== Exercise ==
Gather up the lines that contain "text".

== Material ==
——————————

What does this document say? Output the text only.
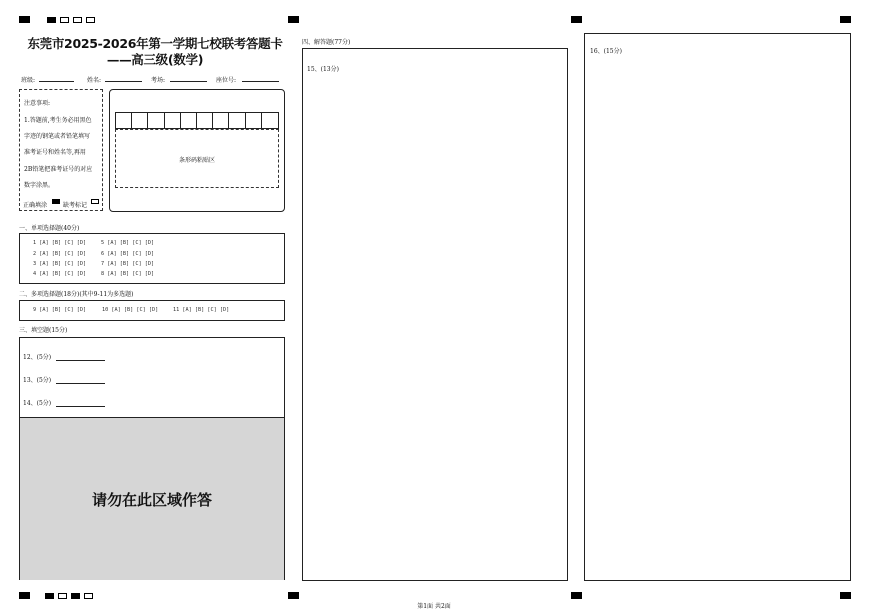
东莞市2025-2026年第一学期七校联考答题卡
——高三级(数学)
班级:	姓名:	考场:	座位号:
注意事项:
1.答题前,考生务必用黑色
字迹的钢笔或者铅笔填写
准考证号和姓名等,再用
2B铅笔把准考证号的对应
数字涂黑。
正确填涂	缺考标记
条形码粘贴区
一、单项选择题(40分)
1 [A] [B] [C] [D]	5 [A] [B] [C] [D]
2 [A] [B] [C] [D]	6 [A] [B] [C] [D]
3 [A] [B] [C] [D]	7 [A] [B] [C] [D]
4 [A] [B] [C] [D]	8 [A] [B] [C] [D]
二、多项选择题(18分)(其中9-11为多选题)
9 [A] [B] [C] [D]	10 [A] [B] [C] [D]	11 [A] [B] [C] [D]
三、填空题(15分)
12、(5分)
13、(5分)
14、(5分)
请勿在此区域作答
四、解答题(77分)
15、(13分)
16、(15分)
第1面 共2面
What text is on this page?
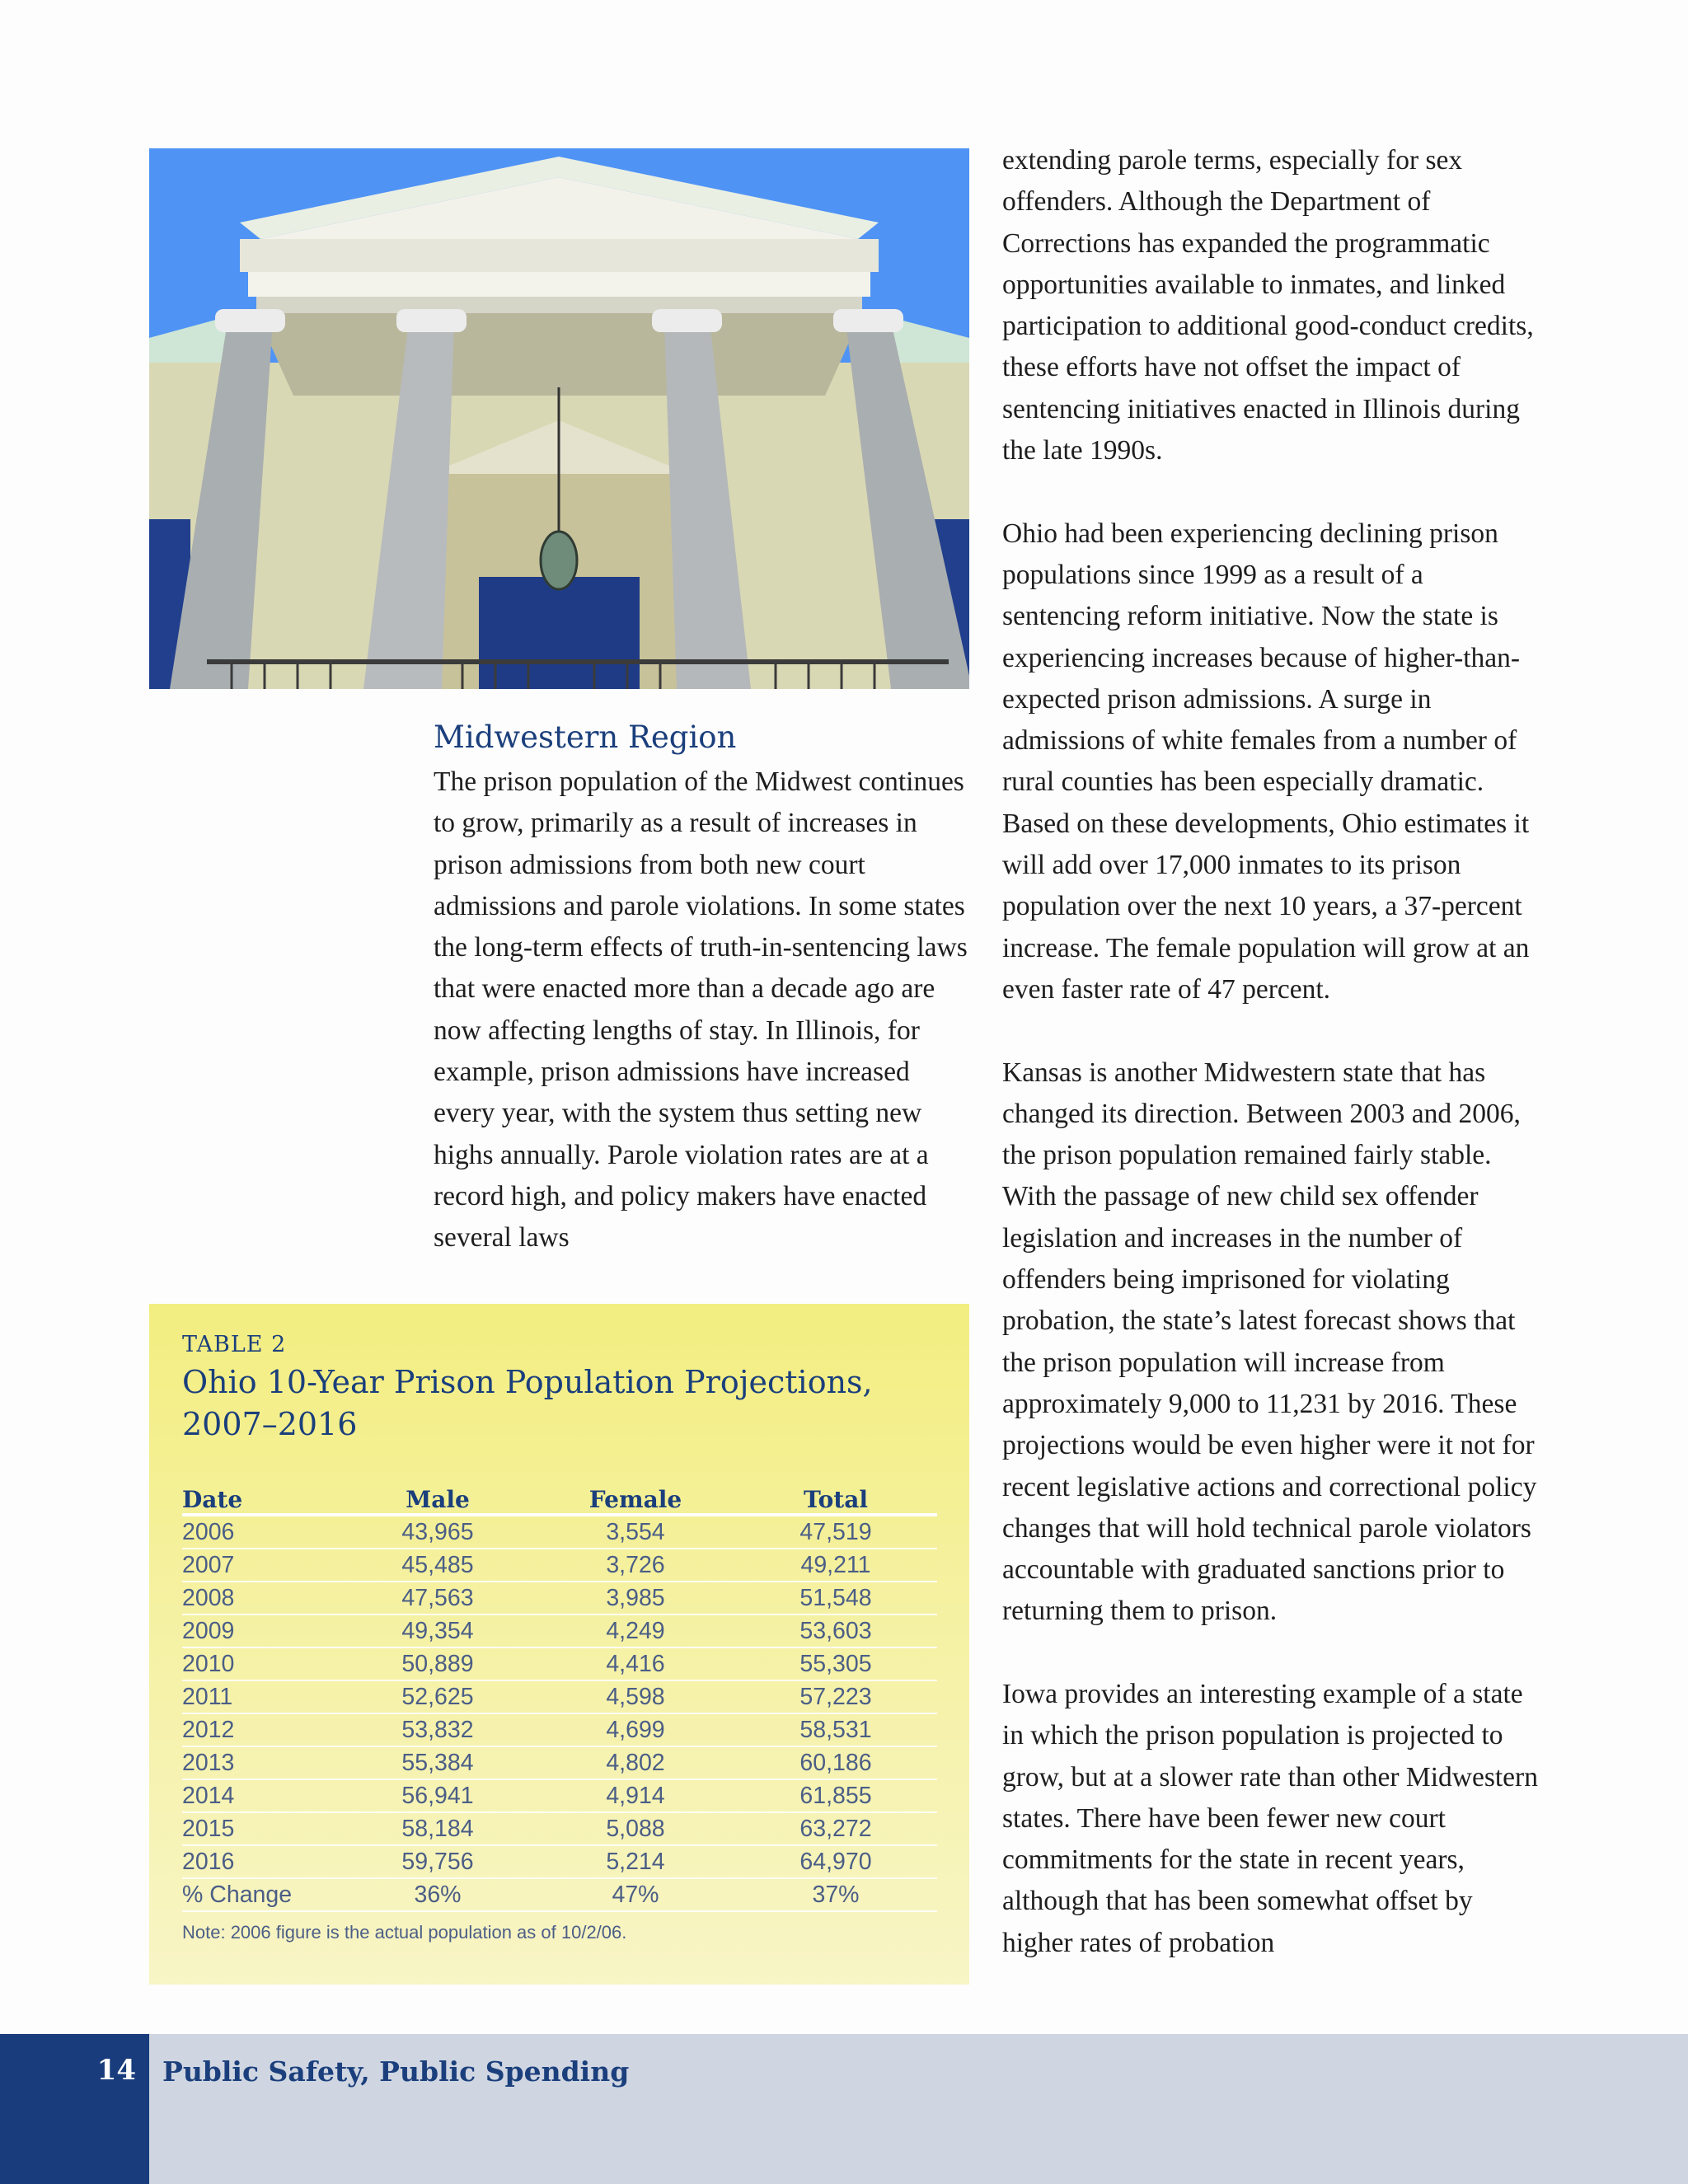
Midwestern Region

The prison population of the Midwest continues to grow, primarily as a result of increases in prison admissions from both new court admissions and parole violations. In some states the long-term effects of truth-in-sentencing laws that were enacted more than a decade ago are now affecting lengths of stay. In Illinois, for example, prison admissions have increased every year, with the system thus setting new highs annually. Parole violation rates are at a record high, and policy makers have enacted several laws

extending parole terms, especially for sex offenders. Although the Department of Corrections has expanded the programmatic opportunities available to inmates, and linked participation to additional good-conduct credits, these efforts have not offset the impact of sentencing initiatives enacted in Illinois during the late 1990s.

Ohio had been experiencing declining prison populations since 1999 as a result of a sentencing reform initiative. Now the state is experiencing increases because of higher-than-expected prison admissions. A surge in admissions of white females from a number of rural counties has been especially dramatic. Based on these developments, Ohio estimates it will add over 17,000 inmates to its prison population over the next 10 years, a 37-percent increase. The female population will grow at an even faster rate of 47 percent.

Kansas is another Midwestern state that has changed its direction. Between 2003 and 2006, the prison population remained fairly stable. With the passage of new child sex offender legislation and increases in the number of offenders being imprisoned for violating probation, the state’s latest forecast shows that the prison population will increase from approximately 9,000 to 11,231 by 2016. These projections would be even higher were it not for recent legislative actions and correctional policy changes that will hold technical parole violators accountable with graduated sanctions prior to returning them to prison.

Iowa provides an interesting example of a state in which the prison population is projected to grow, but at a slower rate than other Midwestern states. There have been fewer new court commitments for the state in recent years, although that has been somewhat offset by higher rates of probation

TABLE 2

Ohio 10-Year Prison Population Projections, 2007–2016

Date	Male	Female	Total
2006	43,965	3,554	47,519
2007	45,485	3,726	49,211
2008	47,563	3,985	51,548
2009	49,354	4,249	53,603
2010	50,889	4,416	55,305
2011	52,625	4,598	57,223
2012	53,832	4,699	58,531
2013	55,384	4,802	60,186
2014	56,941	4,914	61,855
2015	58,184	5,088	63,272
2016	59,756	5,214	64,970
% Change	36%	47%	37%

Note: 2006 figure is the actual population as of 10/2/06.

14 Public Safety, Public Spending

——————————

== Exercise result ==
What does this document say? Output the text only.
What text is on this page?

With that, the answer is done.